[Dataset rows about figures]
——————
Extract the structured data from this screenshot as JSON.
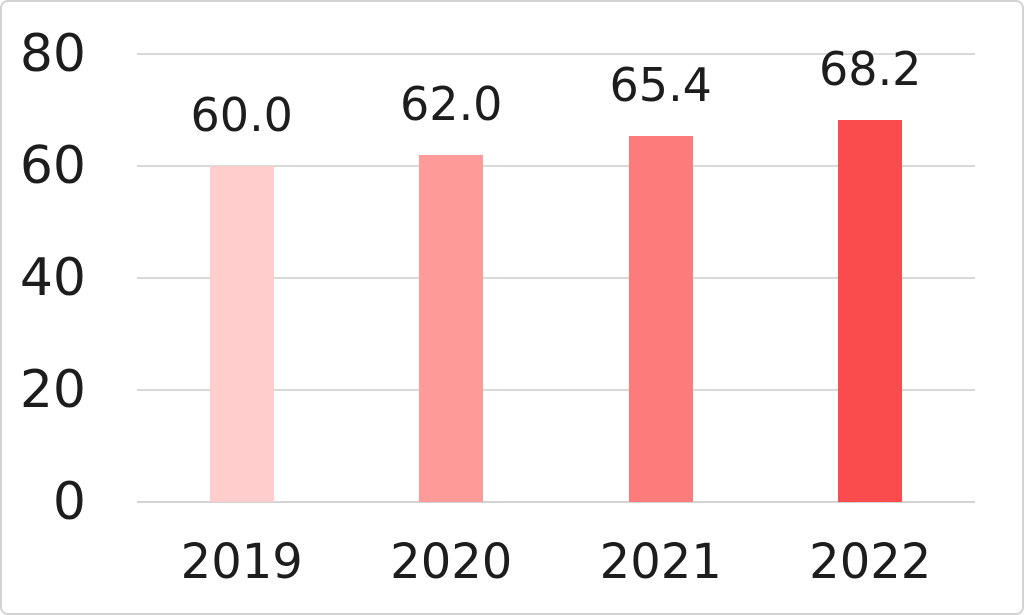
{
  "chart_data": {
    "type": "bar",
    "categories": [
      "2019",
      "2020",
      "2021",
      "2022"
    ],
    "values": [
      60.0,
      62.0,
      65.4,
      68.2
    ],
    "data_labels": [
      "60.0",
      "62.0",
      "65.4",
      "68.2"
    ],
    "bar_colors": [
      "#ffcdcb",
      "#fc9b98",
      "#fd7c7b",
      "#fa4c4c"
    ],
    "title": "",
    "xlabel": "",
    "ylabel": "",
    "y_ticks": [
      0,
      20,
      40,
      60,
      80
    ],
    "y_tick_labels": [
      "0",
      "20",
      "40",
      "60",
      "80"
    ],
    "ylim": [
      0,
      80
    ],
    "grid": true,
    "legend_position": "none"
  },
  "style": {
    "background": "#ffffff",
    "border_color": "#d3d3d3",
    "gridline_color": "#d9d9d9",
    "axis_line_color": "#d3d3d3",
    "text_color": "#1d1d1d"
  }
}
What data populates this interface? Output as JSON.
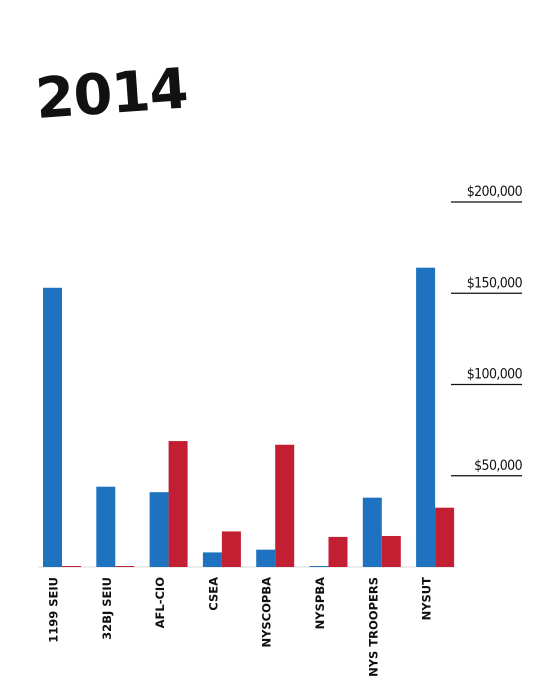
{
  "chart_data": {
    "type": "bar",
    "title": "2014",
    "categories": [
      "1199 SEIU",
      "32BJ SEIU",
      "AFL-CIO",
      "CSEA",
      "NYSCOPBA",
      "NYSPBA",
      "NYS TROOPERS",
      "NYSUT"
    ],
    "series": [
      {
        "color": "#1f72bf",
        "values": [
          153000,
          44000,
          41000,
          8000,
          9500,
          500,
          38000,
          164000
        ]
      },
      {
        "color": "#c21f32",
        "values": [
          500,
          500,
          69000,
          19500,
          67000,
          16500,
          17000,
          32500
        ]
      }
    ],
    "y_ticks": [
      {
        "value": 50000,
        "label": "$50,000"
      },
      {
        "value": 100000,
        "label": "$100,000"
      },
      {
        "value": 150000,
        "label": "$150,000"
      },
      {
        "value": 200000,
        "label": "$200,000"
      }
    ],
    "ylim": [
      0,
      200000
    ],
    "grid": false,
    "legend": "none"
  }
}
——————
The task - Copy all the lines of data exactly as they appear, dropping any images.

Completed exercise -
Extract the structured data from this screenshot as JSON.
{
  "chart_data": {
    "type": "bar",
    "categories": [
      "2019",
      "2020",
      "2021",
      "2022"
    ],
    "values": [
      60.0,
      62.0,
      65.4,
      68.2
    ],
    "data_labels": [
      "60.0",
      "62.0",
      "65.4",
      "68.2"
    ],
    "bar_colors": [
      "#ffcdcb",
      "#fc9b98",
      "#fd7c7b",
      "#fa4c4c"
    ],
    "title": "",
    "xlabel": "",
    "ylabel": "",
    "y_ticks": [
      0,
      20,
      40,
      60,
      80
    ],
    "y_tick_labels": [
      "0",
      "20",
      "40",
      "60",
      "80"
    ],
    "ylim": [
      0,
      80
    ],
    "grid": true,
    "legend_position": "none"
  },
  "style": {
    "background": "#ffffff",
    "border_color": "#d3d3d3",
    "gridline_color": "#d9d9d9",
    "axis_line_color": "#d3d3d3",
    "text_color": "#1d1d1d"
  }
}
What data populates this interface? Output as JSON.
{
  "chart_data": {
    "type": "bar",
    "title": "2014",
    "categories": [
      "1199 SEIU",
      "32BJ SEIU",
      "AFL-CIO",
      "CSEA",
      "NYSCOPBA",
      "NYSPBA",
      "NYS TROOPERS",
      "NYSUT"
    ],
    "series": [
      {
        "color": "#1f72bf",
        "values": [
          153000,
          44000,
          41000,
          8000,
          9500,
          500,
          38000,
          164000
        ]
      },
      {
        "color": "#c21f32",
        "values": [
          500,
          500,
          69000,
          19500,
          67000,
          16500,
          17000,
          32500
        ]
      }
    ],
    "y_ticks": [
      {
        "value": 50000,
        "label": "$50,000"
      },
      {
        "value": 100000,
        "label": "$100,000"
      },
      {
        "value": 150000,
        "label": "$150,000"
      },
      {
        "value": 200000,
        "label": "$200,000"
      }
    ],
    "ylim": [
      0,
      200000
    ],
    "grid": false,
    "legend": "none"
  }
}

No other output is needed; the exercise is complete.